— MATERIAL PROVIDED —

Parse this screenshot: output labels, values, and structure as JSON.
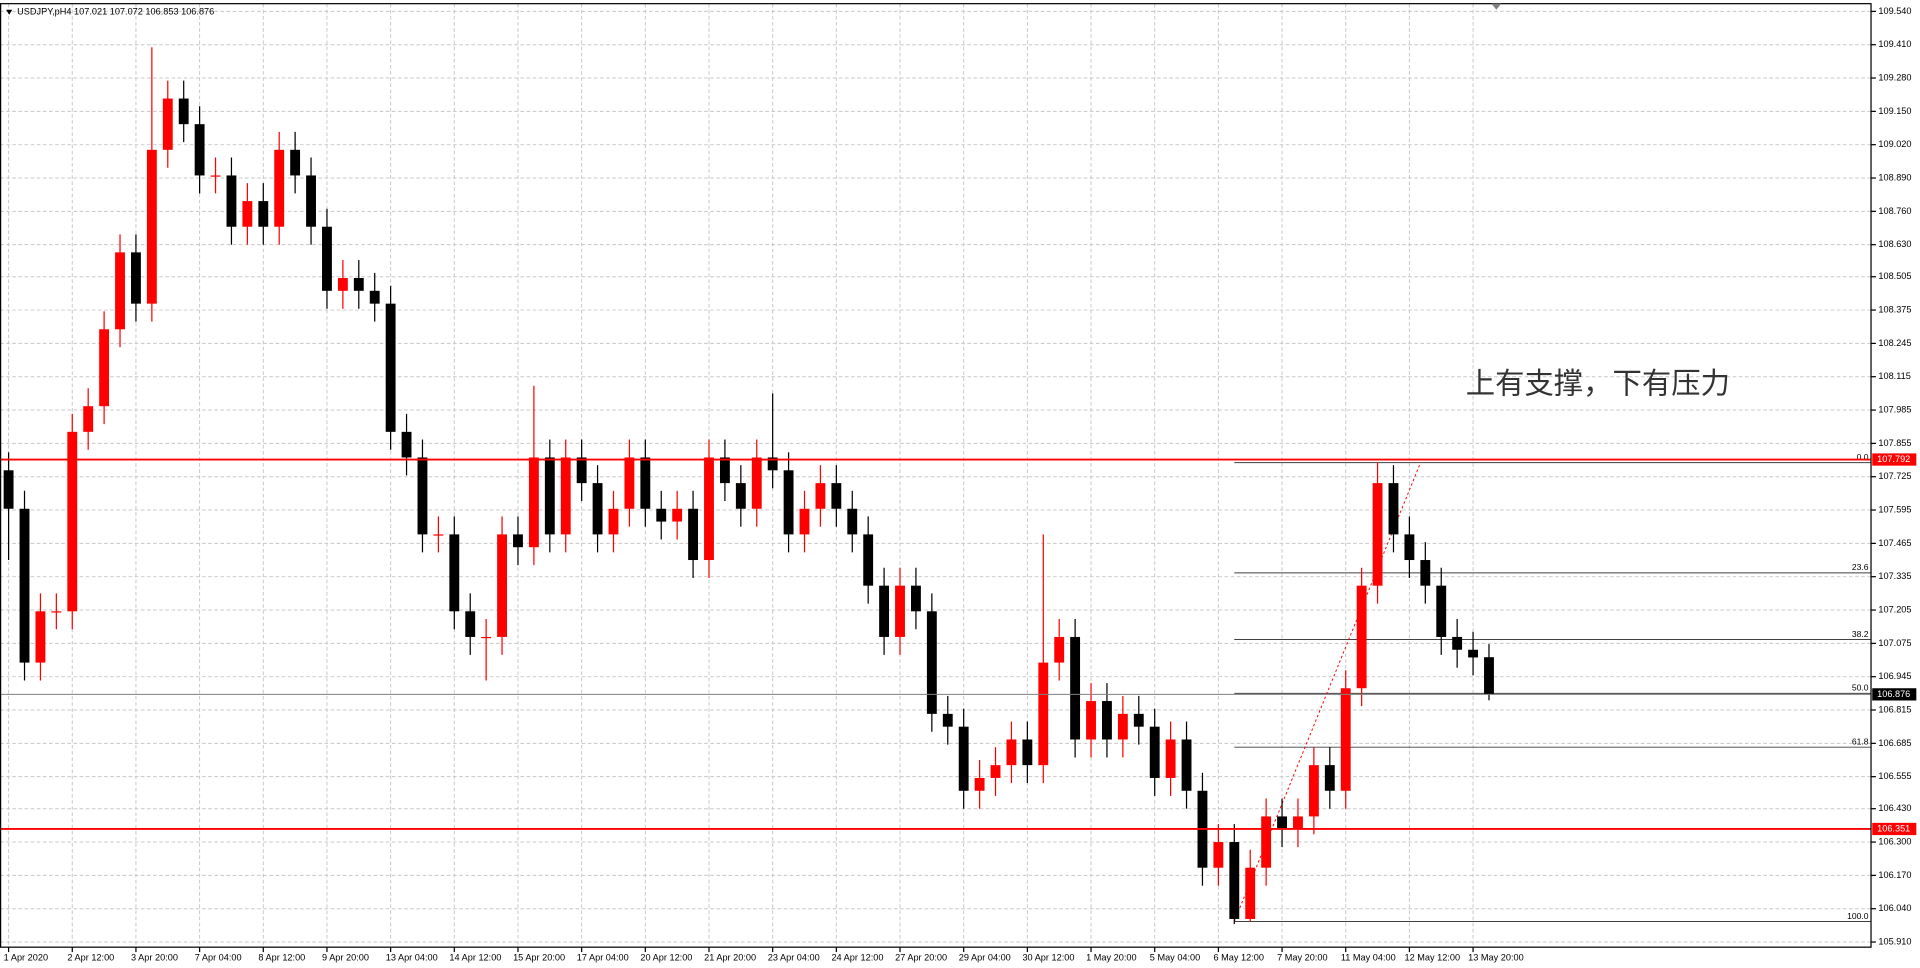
{
  "chart_data": {
    "type": "candlestick",
    "title": "USDJPY,pH4  107.021 107.072 106.853 106.876",
    "annotation": "上有支撑，下有压力",
    "up_color": "#ff0000",
    "down_color": "#000000",
    "grid": true,
    "open": [
      107.75,
      107.6,
      107.0,
      107.2,
      107.2,
      107.9,
      108.0,
      108.3,
      108.6,
      108.4,
      109.0,
      109.2,
      109.1,
      108.9,
      108.9,
      108.7,
      108.8,
      108.7,
      109.0,
      108.9,
      108.7,
      108.45,
      108.5,
      108.45,
      108.4,
      107.9,
      107.8,
      107.5,
      107.5,
      107.2,
      107.1,
      107.1,
      107.5,
      107.45,
      107.8,
      107.5,
      107.8,
      107.7,
      107.5,
      107.6,
      107.8,
      107.6,
      107.55,
      107.6,
      107.4,
      107.8,
      107.7,
      107.6,
      107.8,
      107.75,
      107.5,
      107.6,
      107.7,
      107.6,
      107.5,
      107.3,
      107.1,
      107.3,
      107.2,
      106.8,
      106.75,
      106.5,
      106.55,
      106.6,
      106.7,
      106.6,
      107.0,
      107.1,
      106.7,
      106.85,
      106.7,
      106.8,
      106.75,
      106.55,
      106.7,
      106.5,
      106.2,
      106.3,
      106.0,
      106.2,
      106.4,
      106.35,
      106.4,
      106.6,
      106.5,
      106.9,
      107.3,
      107.7,
      107.5,
      107.4,
      107.3,
      107.1,
      107.05,
      107.021
    ],
    "high": [
      107.82,
      107.67,
      107.27,
      107.27,
      107.97,
      108.07,
      108.37,
      108.67,
      108.67,
      109.4,
      109.27,
      109.27,
      109.17,
      108.97,
      108.97,
      108.87,
      108.87,
      109.07,
      109.07,
      108.97,
      108.77,
      108.57,
      108.57,
      108.52,
      108.47,
      107.97,
      107.87,
      107.57,
      107.57,
      107.27,
      107.17,
      107.57,
      107.57,
      108.08,
      107.87,
      107.87,
      107.87,
      107.77,
      107.67,
      107.87,
      107.87,
      107.67,
      107.67,
      107.67,
      107.87,
      107.87,
      107.77,
      107.87,
      108.05,
      107.82,
      107.67,
      107.77,
      107.77,
      107.67,
      107.57,
      107.37,
      107.37,
      107.37,
      107.27,
      106.87,
      106.82,
      106.62,
      106.67,
      106.77,
      106.77,
      107.5,
      107.17,
      107.17,
      106.92,
      106.92,
      106.87,
      106.87,
      106.82,
      106.77,
      106.77,
      106.57,
      106.37,
      106.37,
      106.27,
      106.47,
      106.47,
      106.47,
      106.67,
      106.67,
      106.97,
      107.37,
      107.78,
      107.77,
      107.57,
      107.47,
      107.37,
      107.17,
      107.12,
      107.072
    ],
    "low": [
      107.4,
      106.93,
      106.93,
      107.13,
      107.13,
      107.83,
      107.93,
      108.23,
      108.33,
      108.33,
      108.93,
      109.03,
      108.83,
      108.83,
      108.63,
      108.63,
      108.63,
      108.63,
      108.83,
      108.63,
      108.38,
      108.38,
      108.38,
      108.33,
      107.83,
      107.73,
      107.43,
      107.43,
      107.13,
      107.03,
      106.93,
      107.03,
      107.38,
      107.38,
      107.43,
      107.43,
      107.63,
      107.43,
      107.43,
      107.53,
      107.53,
      107.48,
      107.48,
      107.33,
      107.33,
      107.63,
      107.53,
      107.53,
      107.68,
      107.43,
      107.43,
      107.53,
      107.53,
      107.43,
      107.23,
      107.03,
      107.03,
      107.13,
      106.73,
      106.68,
      106.43,
      106.43,
      106.48,
      106.53,
      106.53,
      106.53,
      106.93,
      106.63,
      106.63,
      106.63,
      106.63,
      106.68,
      106.48,
      106.48,
      106.43,
      106.13,
      106.13,
      105.98,
      105.99,
      106.13,
      106.28,
      106.28,
      106.33,
      106.43,
      106.43,
      106.83,
      107.23,
      107.43,
      107.33,
      107.23,
      107.03,
      106.98,
      106.95,
      106.853
    ],
    "close": [
      107.6,
      107.0,
      107.2,
      107.2,
      107.9,
      108.0,
      108.3,
      108.6,
      108.4,
      109.0,
      109.2,
      109.1,
      108.9,
      108.9,
      108.7,
      108.8,
      108.7,
      109.0,
      108.9,
      108.7,
      108.45,
      108.5,
      108.45,
      108.4,
      107.9,
      107.8,
      107.5,
      107.5,
      107.2,
      107.1,
      107.1,
      107.5,
      107.45,
      107.8,
      107.5,
      107.8,
      107.7,
      107.5,
      107.6,
      107.8,
      107.6,
      107.55,
      107.6,
      107.4,
      107.8,
      107.7,
      107.6,
      107.8,
      107.75,
      107.5,
      107.6,
      107.7,
      107.6,
      107.5,
      107.3,
      107.1,
      107.3,
      107.2,
      106.8,
      106.75,
      106.5,
      106.55,
      106.6,
      106.7,
      106.6,
      107.0,
      107.1,
      106.7,
      106.85,
      106.7,
      106.8,
      106.75,
      106.55,
      106.7,
      106.5,
      106.2,
      106.3,
      106.0,
      106.2,
      106.4,
      106.35,
      106.4,
      106.6,
      106.5,
      106.9,
      107.3,
      107.7,
      107.5,
      107.4,
      107.3,
      107.1,
      107.05,
      107.02,
      106.876
    ],
    "xlim": [
      -0.54,
      117
    ],
    "xticks": [
      {
        "value": 0,
        "label": "1 Apr 2020"
      },
      {
        "value": 4,
        "label": "2 Apr 12:00"
      },
      {
        "value": 8,
        "label": "3 Apr 20:00"
      },
      {
        "value": 12,
        "label": "7 Apr 04:00"
      },
      {
        "value": 16,
        "label": "8 Apr 12:00"
      },
      {
        "value": 20,
        "label": "9 Apr 20:00"
      },
      {
        "value": 24,
        "label": "13 Apr 04:00"
      },
      {
        "value": 28,
        "label": "14 Apr 12:00"
      },
      {
        "value": 32,
        "label": "15 Apr 20:00"
      },
      {
        "value": 36,
        "label": "17 Apr 04:00"
      },
      {
        "value": 40,
        "label": "20 Apr 12:00"
      },
      {
        "value": 44,
        "label": "21 Apr 20:00"
      },
      {
        "value": 48,
        "label": "23 Apr 04:00"
      },
      {
        "value": 52,
        "label": "24 Apr 12:00"
      },
      {
        "value": 56,
        "label": "27 Apr 20:00"
      },
      {
        "value": 60,
        "label": "29 Apr 04:00"
      },
      {
        "value": 64,
        "label": "30 Apr 12:00"
      },
      {
        "value": 68,
        "label": "1 May 20:00"
      },
      {
        "value": 72,
        "label": "5 May 04:00"
      },
      {
        "value": 76,
        "label": "6 May 12:00"
      },
      {
        "value": 80,
        "label": "7 May 20:00"
      },
      {
        "value": 84,
        "label": "11 May 04:00"
      },
      {
        "value": 88,
        "label": "12 May 12:00"
      },
      {
        "value": 92,
        "label": "13 May 20:00"
      }
    ],
    "ylim": [
      105.89,
      109.57
    ],
    "yticks": [
      {
        "value": 109.54,
        "label": "109.540"
      },
      {
        "value": 109.41,
        "label": "109.410"
      },
      {
        "value": 109.28,
        "label": "109.280"
      },
      {
        "value": 109.15,
        "label": "109.150"
      },
      {
        "value": 109.02,
        "label": "109.020"
      },
      {
        "value": 108.89,
        "label": "108.890"
      },
      {
        "value": 108.76,
        "label": "108.760"
      },
      {
        "value": 108.63,
        "label": "108.630"
      },
      108.505,
      108.375,
      108.245,
      108.115,
      107.985,
      107.855,
      107.725,
      107.595,
      107.465,
      107.335,
      107.205,
      107.075,
      106.945,
      106.815,
      106.685,
      106.555,
      {
        "value": 106.43,
        "label": "106.430"
      },
      {
        "value": 106.3,
        "label": "106.300"
      },
      {
        "value": 106.17,
        "label": "106.170"
      },
      {
        "value": 106.04,
        "label": "106.040"
      },
      {
        "value": 105.91,
        "label": "105.910"
      }
    ],
    "levels": [
      {
        "price": 107.792,
        "color": "#ff0000"
      },
      {
        "price": 106.351,
        "color": "#ff0000"
      },
      {
        "price": 106.876,
        "color": "#000000"
      }
    ],
    "fibo": {
      "from": 77,
      "color": "#404040",
      "levels": [
        {
          "ratio": "0.0",
          "price": 107.78
        },
        {
          "ratio": "23.6",
          "price": 107.35
        },
        {
          "ratio": "38.2",
          "price": 107.09
        },
        {
          "ratio": "50.0",
          "price": 106.88
        },
        {
          "ratio": "61.8",
          "price": 106.67
        },
        {
          "ratio": "100.0",
          "price": 105.99
        }
      ]
    },
    "trendline": {
      "x": [
        77,
        88.7
      ],
      "y": [
        105.99,
        107.78
      ],
      "color": "#ff0000"
    }
  }
}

— TASK PROMPT —
Check each line of the data above for the word "ratio" and say how many lines contain it, giving nothing besides the number.

— RESPONSE TO THIS TASK —
6